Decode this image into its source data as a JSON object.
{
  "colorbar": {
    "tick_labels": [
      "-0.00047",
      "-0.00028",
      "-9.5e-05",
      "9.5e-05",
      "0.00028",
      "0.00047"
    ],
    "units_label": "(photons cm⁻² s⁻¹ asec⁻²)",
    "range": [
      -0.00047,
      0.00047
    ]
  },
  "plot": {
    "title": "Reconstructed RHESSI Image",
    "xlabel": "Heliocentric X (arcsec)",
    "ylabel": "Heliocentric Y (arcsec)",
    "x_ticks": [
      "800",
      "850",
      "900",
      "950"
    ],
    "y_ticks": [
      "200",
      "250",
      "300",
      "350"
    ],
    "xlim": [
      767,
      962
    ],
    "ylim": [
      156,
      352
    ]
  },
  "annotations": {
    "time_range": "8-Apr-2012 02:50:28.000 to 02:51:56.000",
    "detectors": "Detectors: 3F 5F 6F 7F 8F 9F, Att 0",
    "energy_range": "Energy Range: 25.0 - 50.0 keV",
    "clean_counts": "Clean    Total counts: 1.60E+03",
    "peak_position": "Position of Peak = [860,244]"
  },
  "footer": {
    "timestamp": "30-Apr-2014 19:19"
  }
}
▬▬▬
Extract each line holding the string "Heliocentric".

= EXERCISE SOLUTION =
    "xlabel": "Heliocentric X (arcsec)",
    "ylabel": "Heliocentric Y (arcsec)",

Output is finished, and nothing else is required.